> [TASK TO COMPLETE] Show every line containing "determinado" by copying it.

> [EXTRACTED INFORMATION]
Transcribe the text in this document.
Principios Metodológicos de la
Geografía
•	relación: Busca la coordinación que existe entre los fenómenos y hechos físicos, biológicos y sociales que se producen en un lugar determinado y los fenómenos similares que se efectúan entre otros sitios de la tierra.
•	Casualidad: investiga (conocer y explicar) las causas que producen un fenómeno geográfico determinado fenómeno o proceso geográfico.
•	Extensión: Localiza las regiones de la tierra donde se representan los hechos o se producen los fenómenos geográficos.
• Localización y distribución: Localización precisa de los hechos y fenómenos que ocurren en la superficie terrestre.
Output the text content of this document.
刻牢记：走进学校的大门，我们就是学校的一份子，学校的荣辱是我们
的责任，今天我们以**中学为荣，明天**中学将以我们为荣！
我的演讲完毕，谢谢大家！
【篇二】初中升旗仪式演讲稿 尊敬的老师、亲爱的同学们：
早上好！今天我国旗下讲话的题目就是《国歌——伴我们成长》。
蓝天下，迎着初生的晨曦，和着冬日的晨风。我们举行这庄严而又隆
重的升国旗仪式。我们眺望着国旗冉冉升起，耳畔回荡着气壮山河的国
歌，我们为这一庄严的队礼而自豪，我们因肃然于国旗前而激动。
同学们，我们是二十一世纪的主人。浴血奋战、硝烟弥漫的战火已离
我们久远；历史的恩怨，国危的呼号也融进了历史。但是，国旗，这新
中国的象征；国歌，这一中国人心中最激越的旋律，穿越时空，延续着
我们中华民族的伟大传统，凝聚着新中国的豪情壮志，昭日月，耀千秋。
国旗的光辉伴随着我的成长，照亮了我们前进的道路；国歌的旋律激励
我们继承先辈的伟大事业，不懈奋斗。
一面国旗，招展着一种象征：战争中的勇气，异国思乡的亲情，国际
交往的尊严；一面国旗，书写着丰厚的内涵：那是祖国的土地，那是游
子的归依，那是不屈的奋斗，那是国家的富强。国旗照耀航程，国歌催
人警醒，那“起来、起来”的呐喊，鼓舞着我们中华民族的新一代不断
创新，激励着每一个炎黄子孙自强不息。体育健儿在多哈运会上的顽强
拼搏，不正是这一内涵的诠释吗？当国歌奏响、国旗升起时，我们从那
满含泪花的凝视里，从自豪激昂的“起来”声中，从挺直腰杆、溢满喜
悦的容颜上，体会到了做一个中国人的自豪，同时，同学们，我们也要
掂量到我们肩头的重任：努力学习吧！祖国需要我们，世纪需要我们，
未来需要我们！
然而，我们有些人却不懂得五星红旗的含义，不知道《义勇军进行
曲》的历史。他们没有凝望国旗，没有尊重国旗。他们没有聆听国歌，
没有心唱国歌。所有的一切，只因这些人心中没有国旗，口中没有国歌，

> [FINISHED EXERCISE]
•	relación: Busca la coordinación que existe entre los fenómenos y hechos físicos, biológicos y sociales que se producen en un lugar determinado y los fenómenos similares que se efectúan entre otros sitios de la tierra.
•	Casualidad: investiga (conocer y explicar) las causas que producen un fenómeno geográfico determinado fenómeno o proceso geográfico.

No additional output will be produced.